- **ЗАДАНИЯ**:
**A)** Перепишите из интервью о московских подвалах художников дословно фрагмент, который начинается со слов, содержащих "Валентин Воробьев: 'О", и заканчивается словами "Америка – множество людей.".
**B)** Сколько длился сеанс, когда Зверев делал портреты прямо в подвале, согласно интервью о московских подвалах художников?
**C)** Продолжите, пожалуйста, интервью о московских подвалах художников, начав сразу после его последней фразы.

- **ОТРЫВОК**:
——

Валентин Воробьев: 'О чем говорить? О получке? Неинтересно!'
Фото автора
– Центральным местом действия московской части вашего документального повествования «Враг народа» стал подвал на улице Щепкина, 4, где сейчас стоит Дойчебанк, а с 1966 по 1975 год там собиралось все артистическое подполье.
═
– Настоящая жизнь Москвы шла в подвалах у художников. Только на моем пятачке на Сухаревке их было 15 штук! Собирались поэты, художники, музыканты, послы, диссиденты и алкаши. Мы продавали картины иностранцам, не думая ни о какой мировой славе. Хотели жить в России, гулять с бабами, пить виски, носить американские костюмы, читать книжки и слушать музыку. 68–69-й – это были годы расцвета, невозможно себе представить, какой был завал иностранной клиентуры, очередь образовалась! Я окармливал всю Латинскую Америку, Австралию, потом появились Германия, Америка – множество людей.
В моем подвале жили Игорь Сергеевич Холин и Анатолий Тимофеич Зверев, устраивали банкеты и тащили туда баб, Зверев обязательно напивался. У меня он был постоянный житель, его не надо было приглашать – у меня была его художественная база, контора, где шли заказы. Иностранцы приходили, спрашивали: «А это кто? Зверев? Можно его повидать?» – «Сейчас придет, через пятнадцать минут». Таким образом посол Бельгии тут же устанавливает контакты и приглашает его к себе на квартиру или Зверев сделает портреты прямо в подвале, сеанс длится 30–40 минут, человек рассчитается и уедет.
Но ключ от подвала я Звереву не оставлял. Если меня не было, он писал в амбарную книгу на входе: «Я был – сижу в диетической столовой напротив – пошел с бабой в кино – приду через час. А.З.». Заходишь в столовую – он там сидит.

——

- **ВЫДЕРЖКА ИЗ ДАННЫХ**:

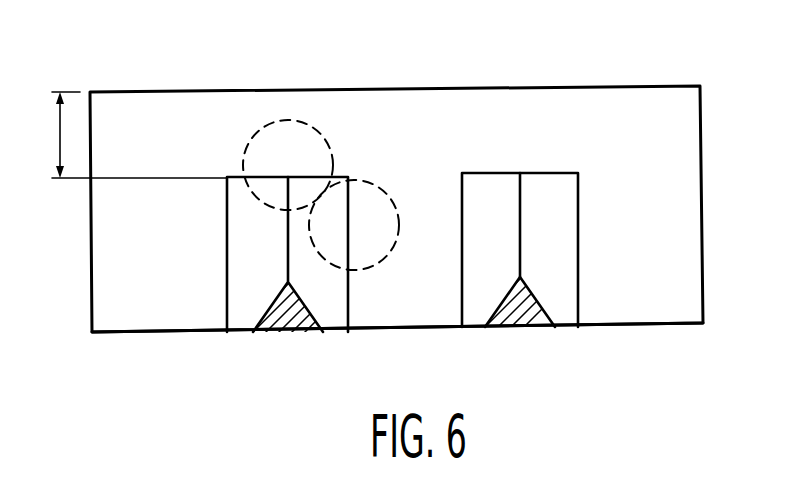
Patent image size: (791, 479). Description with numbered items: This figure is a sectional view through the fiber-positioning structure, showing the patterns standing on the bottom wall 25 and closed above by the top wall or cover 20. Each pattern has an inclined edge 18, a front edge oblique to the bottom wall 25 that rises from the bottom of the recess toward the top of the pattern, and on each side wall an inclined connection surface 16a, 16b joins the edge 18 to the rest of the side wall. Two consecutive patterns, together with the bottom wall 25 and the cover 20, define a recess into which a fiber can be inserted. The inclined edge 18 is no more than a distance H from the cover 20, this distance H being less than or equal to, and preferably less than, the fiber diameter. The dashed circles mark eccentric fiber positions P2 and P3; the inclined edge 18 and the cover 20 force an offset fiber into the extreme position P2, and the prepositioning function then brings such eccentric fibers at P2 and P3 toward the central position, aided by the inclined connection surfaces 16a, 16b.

——

- **ОТВЕТЫ К ЗАДАНИЯМ**:
**A)**
Валентин Воробьев: 'О чем говорить? О получке? Неинтересно!'
Фото автора
– Центральным местом действия московской части вашего документального повествования «Враг народа» стал подвал на улице Щепкина, 4, где сейчас стоит Дойчебанк, а с 1966 по 1975 год там собиралось все артистическое подполье.
═
– Настоящая жизнь Москвы шла в подвалах у художников. Только на моем пятачке на Сухаревке их было 15 штук! Собирались поэты, художники, музыканты, послы, диссиденты и алкаши. Мы продавали картины иностранцам, не думая ни о какой мировой славе. Хотели жить в России, гулять с бабами, пить виски, носить американские костюмы, читать книжки и слушать музыку. 68–69-й – это были годы расцвета, невозможно себе представить, какой был завал иностранной клиентуры, очередь образовалась! Я окармливал всю Латинскую Америку, Австралию, потом появились Германия, Америка – множество людей.

**B)** 30–40 минут.

**C)**
═
– Гостевая книга, наследница салонных альбомов!
═
– Когда я обзавелся доходным подвалом в 66-м году, то открыл здоровенную амбарную книгу, куда писали все желающие – и мой квартирант Холин, и родственник Фрадкин. Однажды я написал в журнале: «Фрадкин, как мозоль на пятке!» Надоедливый был парень! Книга, которую я нашел на помойке, была нашим телефоном. Холин меня научил: «В армии у нас всегда такая висела в бараке. Отмечали сержанты и офицеры, куда кто ушел и чем занимается». Мою книжку неоднократно срывали и уничтожали бродяги, да и свои тоже – чтобы поглумиться. Пришел вдребезги пьяный, никого нет, обозлился, книгу сорвал и выбросил, растоптал сапогом. Ее стащил кто-то, ворья много было, но кое-что я вырвал оттуда – почеркушки Зверева, например.
═
– Зачем в вашем подвале был нужен постоялец?
═
– Грабежи были постоянно, нужно было сторожа держать! Замки ломали, когда ты уезжаешь на три месяца на юг или на дачу, обязательно кто-то ворвется. Нужен сторож, чтобы люди видели, что свет горит, не брошенный сарай. А то залезут скватеры и будут жить. Так было неоднократно в Москве, когда ломали замки. Куда с девушкой идти? Подвалы были отелями, борделей не было тогда. Бродячий поэт, красивые девушки, манекенщицы, врываются или прыгают в окошко, ночуют. А сейчас бомж – это бомж.
═
– Манекенщица, по идее, должна выбрать зажиточного писателя, академика.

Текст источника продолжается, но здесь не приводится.